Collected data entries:
===
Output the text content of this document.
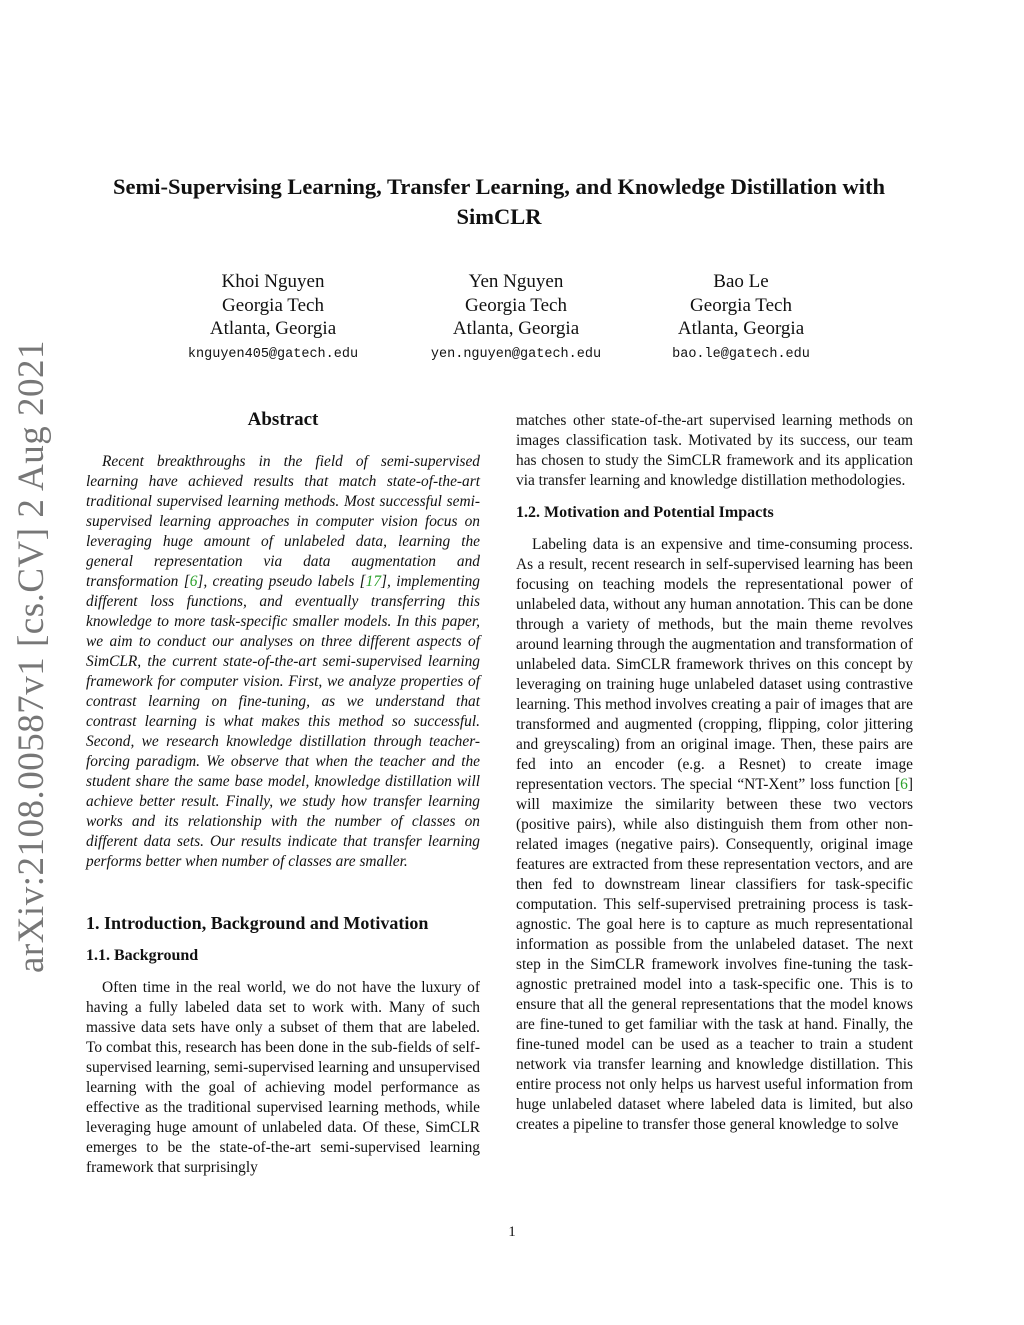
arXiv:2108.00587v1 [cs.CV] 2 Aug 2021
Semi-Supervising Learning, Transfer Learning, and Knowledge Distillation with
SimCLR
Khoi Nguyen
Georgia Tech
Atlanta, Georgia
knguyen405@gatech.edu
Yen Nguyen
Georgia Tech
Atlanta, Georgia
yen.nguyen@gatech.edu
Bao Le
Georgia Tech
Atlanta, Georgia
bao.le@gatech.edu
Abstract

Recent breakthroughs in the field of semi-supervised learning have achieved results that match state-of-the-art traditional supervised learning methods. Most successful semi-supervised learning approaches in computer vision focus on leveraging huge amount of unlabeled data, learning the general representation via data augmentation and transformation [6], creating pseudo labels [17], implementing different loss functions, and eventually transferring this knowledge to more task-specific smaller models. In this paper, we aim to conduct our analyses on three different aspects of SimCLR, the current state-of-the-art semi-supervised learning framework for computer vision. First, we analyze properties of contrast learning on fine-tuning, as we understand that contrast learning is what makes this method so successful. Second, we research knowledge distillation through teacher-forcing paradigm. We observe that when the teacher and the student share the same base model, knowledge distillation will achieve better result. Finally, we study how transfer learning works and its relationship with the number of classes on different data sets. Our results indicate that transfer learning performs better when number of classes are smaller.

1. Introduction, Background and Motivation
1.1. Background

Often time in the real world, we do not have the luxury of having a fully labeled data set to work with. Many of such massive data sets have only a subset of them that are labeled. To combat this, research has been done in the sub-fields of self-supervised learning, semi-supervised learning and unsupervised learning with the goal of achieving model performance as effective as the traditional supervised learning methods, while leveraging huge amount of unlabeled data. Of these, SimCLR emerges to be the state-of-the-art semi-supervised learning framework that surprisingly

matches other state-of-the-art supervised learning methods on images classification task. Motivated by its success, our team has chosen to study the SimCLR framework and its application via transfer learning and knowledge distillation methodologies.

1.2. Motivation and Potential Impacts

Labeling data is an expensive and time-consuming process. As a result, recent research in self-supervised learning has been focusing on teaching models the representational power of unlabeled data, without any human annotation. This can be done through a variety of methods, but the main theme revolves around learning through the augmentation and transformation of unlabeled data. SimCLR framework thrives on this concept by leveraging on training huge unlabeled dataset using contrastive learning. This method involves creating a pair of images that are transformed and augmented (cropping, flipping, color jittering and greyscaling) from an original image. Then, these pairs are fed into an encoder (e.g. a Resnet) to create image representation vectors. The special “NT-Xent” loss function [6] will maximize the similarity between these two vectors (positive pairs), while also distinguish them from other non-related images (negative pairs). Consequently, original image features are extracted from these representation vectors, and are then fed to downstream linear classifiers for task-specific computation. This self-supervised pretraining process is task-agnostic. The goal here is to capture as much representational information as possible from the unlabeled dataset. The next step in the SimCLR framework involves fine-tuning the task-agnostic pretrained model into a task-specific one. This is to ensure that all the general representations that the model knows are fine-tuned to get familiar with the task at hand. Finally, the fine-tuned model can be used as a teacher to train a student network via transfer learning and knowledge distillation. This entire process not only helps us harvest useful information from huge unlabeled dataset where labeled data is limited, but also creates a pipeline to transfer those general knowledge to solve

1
===
Print all of the entries word for word. Omit the pictures they contain.

Output the text content of this document.
arXiv:2108.00587v1 [cs.CV] 2 Aug 2021
Semi-Supervising Learning, Transfer Learning, and Knowledge Distillation with
SimCLR
Khoi Nguyen
Georgia Tech
Atlanta, Georgia
knguyen405@gatech.edu
Yen Nguyen
Georgia Tech
Atlanta, Georgia
yen.nguyen@gatech.edu
Bao Le
Georgia Tech
Atlanta, Georgia
bao.le@gatech.edu
Abstract

Recent breakthroughs in the field of semi-supervised learning have achieved results that match state-of-the-art traditional supervised learning methods. Most successful semi-supervised learning approaches in computer vision focus on leveraging huge amount of unlabeled data, learning the general representation via data augmentation and transformation [6], creating pseudo labels [17], implementing different loss functions, and eventually transferring this knowledge to more task-specific smaller models. In this paper, we aim to conduct our analyses on three different aspects of SimCLR, the current state-of-the-art semi-supervised learning framework for computer vision. First, we analyze properties of contrast learning on fine-tuning, as we understand that contrast learning is what makes this method so successful. Second, we research knowledge distillation through teacher-forcing paradigm. We observe that when the teacher and the student share the same base model, knowledge distillation will achieve better result. Finally, we study how transfer learning works and its relationship with the number of classes on different data sets. Our results indicate that transfer learning performs better when number of classes are smaller.

1. Introduction, Background and Motivation
1.1. Background

Often time in the real world, we do not have the luxury of having a fully labeled data set to work with. Many of such massive data sets have only a subset of them that are labeled. To combat this, research has been done in the sub-fields of self-supervised learning, semi-supervised learning and unsupervised learning with the goal of achieving model performance as effective as the traditional supervised learning methods, while leveraging huge amount of unlabeled data. Of these, SimCLR emerges to be the state-of-the-art semi-supervised learning framework that surprisingly

matches other state-of-the-art supervised learning methods on images classification task. Motivated by its success, our team has chosen to study the SimCLR framework and its application via transfer learning and knowledge distillation methodologies.

1.2. Motivation and Potential Impacts

Labeling data is an expensive and time-consuming process. As a result, recent research in self-supervised learning has been focusing on teaching models the representational power of unlabeled data, without any human annotation. This can be done through a variety of methods, but the main theme revolves around learning through the augmentation and transformation of unlabeled data. SimCLR framework thrives on this concept by leveraging on training huge unlabeled dataset using contrastive learning. This method involves creating a pair of images that are transformed and augmented (cropping, flipping, color jittering and greyscaling) from an original image. Then, these pairs are fed into an encoder (e.g. a Resnet) to create image representation vectors. The special “NT-Xent” loss function [6] will maximize the similarity between these two vectors (positive pairs), while also distinguish them from other non-related images (negative pairs). Consequently, original image features are extracted from these representation vectors, and are then fed to downstream linear classifiers for task-specific computation. This self-supervised pretraining process is task-agnostic. The goal here is to capture as much representational information as possible from the unlabeled dataset. The next step in the SimCLR framework involves fine-tuning the task-agnostic pretrained model into a task-specific one. This is to ensure that all the general representations that the model knows are fine-tuned to get familiar with the task at hand. Finally, the fine-tuned model can be used as a teacher to train a student network via transfer learning and knowledge distillation. This entire process not only helps us harvest useful information from huge unlabeled dataset where labeled data is limited, but also creates a pipeline to transfer those general knowledge to solve

1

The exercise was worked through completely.